* _WHAT IS REQUIRED_
All the data must come back unchanged, except that pictures are left out.

* _DATA EXCERPTS_

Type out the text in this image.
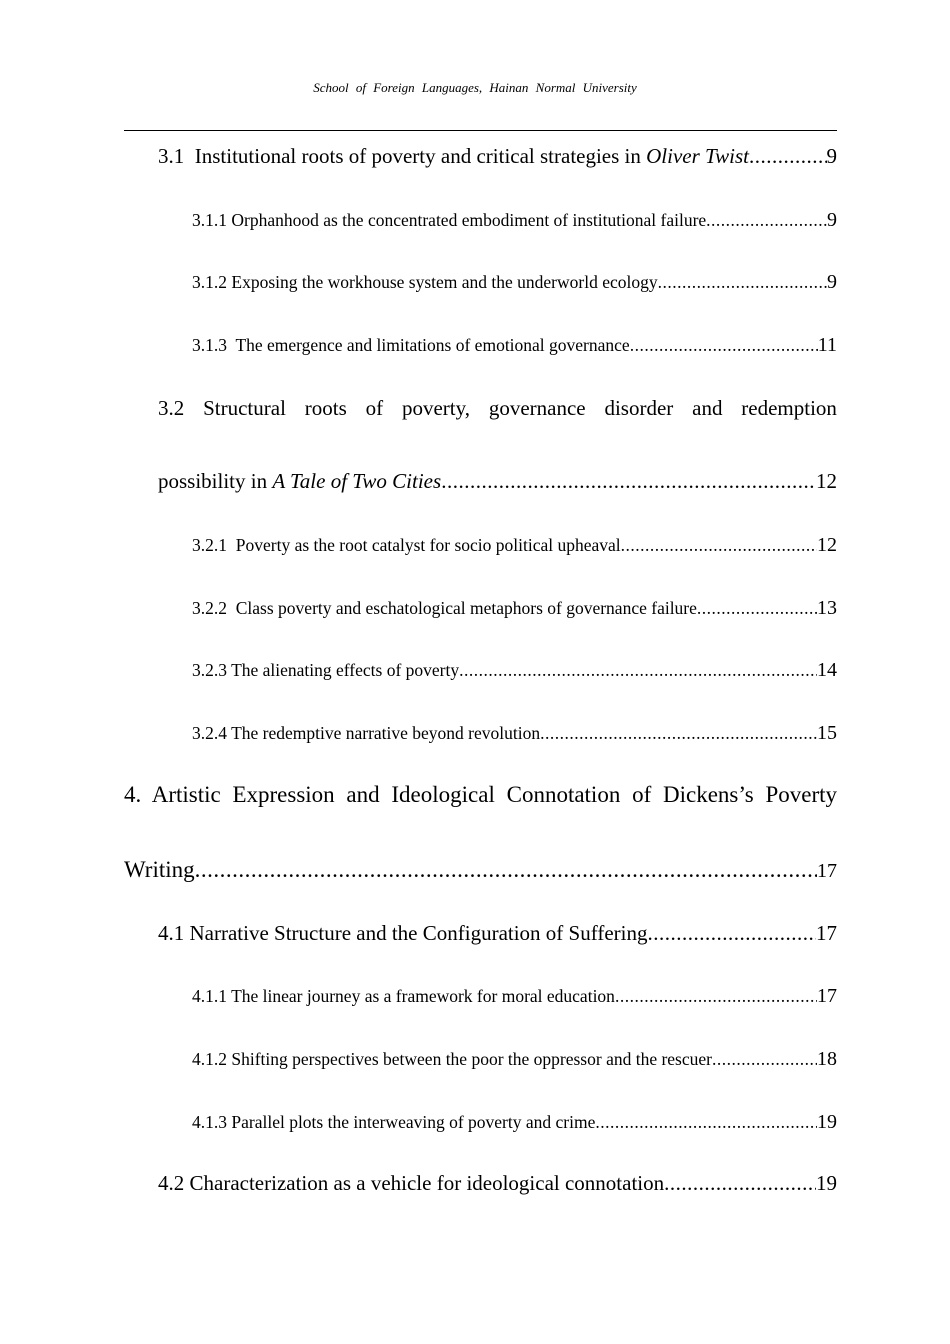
School of Foreign Languages, Hainan Normal University
3.1 Institutional roots of poverty and critical strategies in Oliver Twist .....	9
3.1.1 Orphanhood as the concentrated embodiment of institutional failure .....	9
3.1.2 Exposing the workhouse system and the underworld ecology .....	9
3.1.3 The emergence and limitations of emotional governance .....	11
3.2 Structural roots of poverty, governance disorder and redemption
possibility in A Tale of Two Cities .....	12
3.2.1 Poverty as the root catalyst for socio political upheaval .....	12
3.2.2 Class poverty and eschatological metaphors of governance failure .....	13
3.2.3 The alienating effects of poverty .....	14
3.2.4 The redemptive narrative beyond revolution .....	15
4. Artistic Expression and Ideological Connotation of Dickens’s Poverty
Writing .....	17
4.1 Narrative Structure and the Configuration of Suffering .....	17
4.1.1 The linear journey as a framework for moral education .....	17
4.1.2 Shifting perspectives between the poor the oppressor and the rescuer .....	18
4.1.3 Parallel plots the interweaving of poverty and crime .....	19
4.2 Characterization as a vehicle for ideological connotation .....	19
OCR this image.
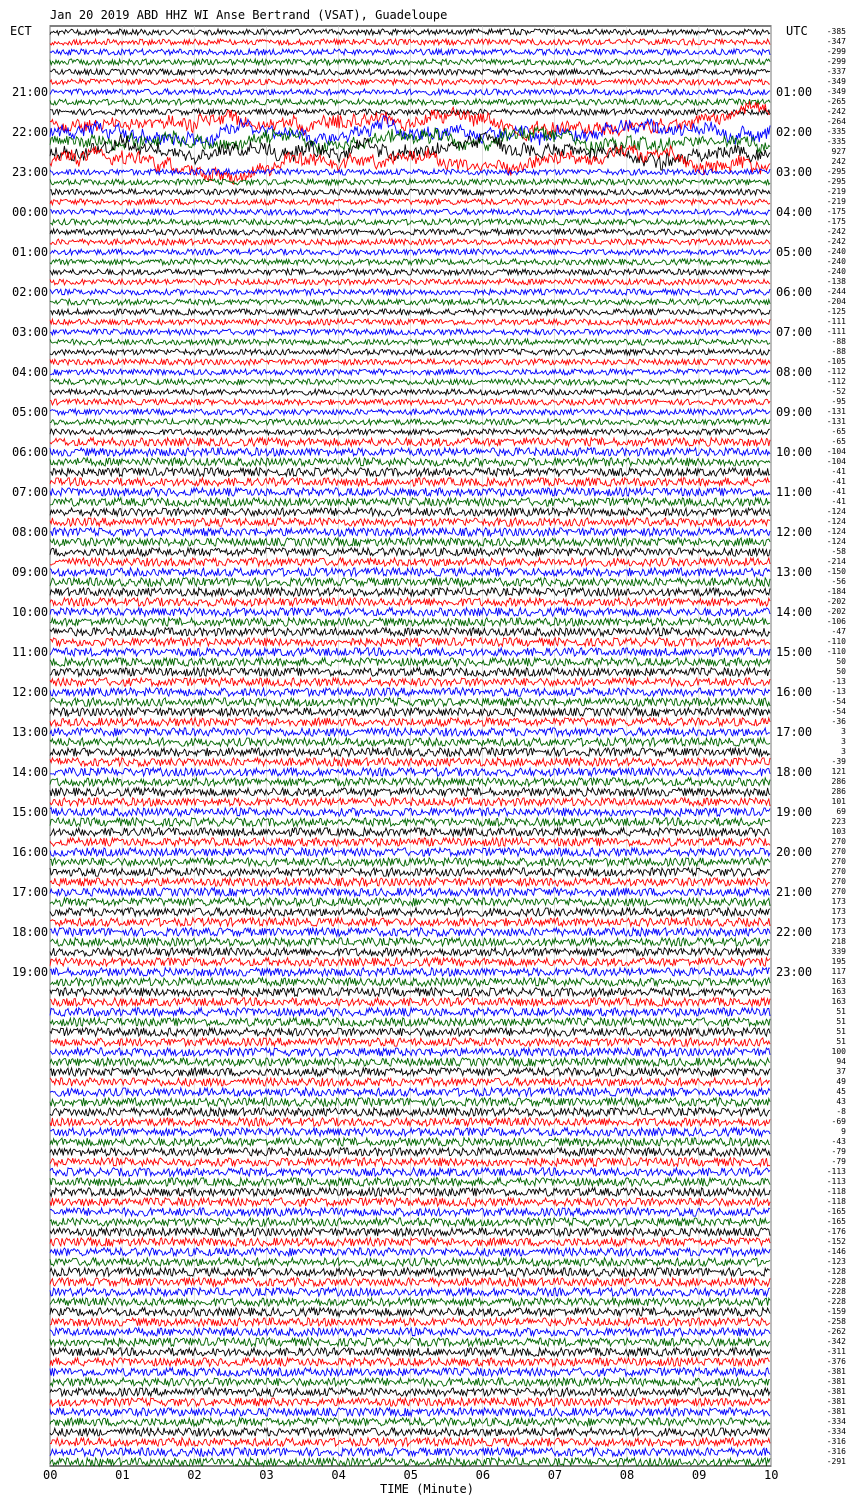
Jan 20 2019 ABD HHZ WI Anse Bertrand (VSAT), Guadeloupe
ECT	UTC
21:00
22:00
23:00
00:00
01:00
02:00
03:00
04:00
05:00
06:00
07:00
08:00
09:00
10:00
11:00
12:00
13:00
14:00
15:00
16:00
17:00
18:00
19:00
01:00
02:00
03:00
04:00
05:00
06:00
07:00
08:00
09:00
10:00
11:00
12:00
13:00
14:00
15:00
16:00
17:00
18:00
19:00
20:00
21:00
22:00
23:00
-385
-347
-299
-299
-337
-349
-349
-265
-242
-264
-335
-335
927
242
-295
-295
-219
-219
-175
-175
-242
-242
-240
-240
-240
-138
-244
-204
-125
-111
-111
-88
-88
-105
-112
-112
-52
-95
-131
-131
-65
-65
-104
-104
-41
-41
-41
-41
-124
-124
-124
-124
-58
-214
-150
-56
-184
-202
-202
-106
-47
-110
-110
50
50
-13
-13
-54
-54
-36
3
3
3
-39
121
286
286
101
69
223
103
270
270
270
270
270
270
173
173
173
173
218
339
195
117
163
163
163
51
51
51
51
100
94
37
49
45
43
-8
-69
9
-43
-79
-79
-113
-113
-118
-118
-165
-165
-176
-152
-146
-123
-128
-228
-228
-228
-159
-258
-262
-342
-311
-376
-381
-381
-381
-381
-381
-334
-334
-316
-316
-291
00	01	02	03	04	05	06	07	08	09	10
TIME (Minute)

* _COMPLETED TASK_
Type out the text in this image.
School of Foreign Languages, Hainan Normal University
3.1 Institutional roots of poverty and critical strategies in Oliver Twist .....	9
3.1.1 Orphanhood as the concentrated embodiment of institutional failure .....	9
3.1.2 Exposing the workhouse system and the underworld ecology .....	9
3.1.3 The emergence and limitations of emotional governance .....	11
3.2 Structural roots of poverty, governance disorder and redemption
possibility in A Tale of Two Cities .....	12
3.2.1 Poverty as the root catalyst for socio political upheaval .....	12
3.2.2 Class poverty and eschatological metaphors of governance failure .....	13
3.2.3 The alienating effects of poverty .....	14
3.2.4 The redemptive narrative beyond revolution .....	15
4. Artistic Expression and Ideological Connotation of Dickens’s Poverty
Writing .....	17
4.1 Narrative Structure and the Configuration of Suffering .....	17
4.1.1 The linear journey as a framework for moral education .....	17
4.1.2 Shifting perspectives between the poor the oppressor and the rescuer .....	18
4.1.3 Parallel plots the interweaving of poverty and crime .....	19
4.2 Characterization as a vehicle for ideological connotation .....	19
OCR this image.
Jan 20 2019 ABD HHZ WI Anse Bertrand (VSAT), Guadeloupe
ECT	UTC
21:00
22:00
23:00
00:00
01:00
02:00
03:00
04:00
05:00
06:00
07:00
08:00
09:00
10:00
11:00
12:00
13:00
14:00
15:00
16:00
17:00
18:00
19:00
01:00
02:00
03:00
04:00
05:00
06:00
07:00
08:00
09:00
10:00
11:00
12:00
13:00
14:00
15:00
16:00
17:00
18:00
19:00
20:00
21:00
22:00
23:00
-385
-347
-299
-299
-337
-349
-349
-265
-242
-264
-335
-335
927
242
-295
-295
-219
-219
-175
-175
-242
-242
-240
-240
-240
-138
-244
-204
-125
-111
-111
-88
-88
-105
-112
-112
-52
-95
-131
-131
-65
-65
-104
-104
-41
-41
-41
-41
-124
-124
-124
-124
-58
-214
-150
-56
-184
-202
-202
-106
-47
-110
-110
50
50
-13
-13
-54
-54
-36
3
3
3
-39
121
286
286
101
69
223
103
270
270
270
270
270
270
173
173
173
173
218
339
195
117
163
163
163
51
51
51
51
100
94
37
49
45
43
-8
-69
9
-43
-79
-79
-113
-113
-118
-118
-165
-165
-176
-152
-146
-123
-128
-228
-228
-228
-159
-258
-262
-342
-311
-376
-381
-381
-381
-381
-381
-334
-334
-316
-316
-291
00	01	02	03	04	05	06	07	08	09	10
TIME (Minute)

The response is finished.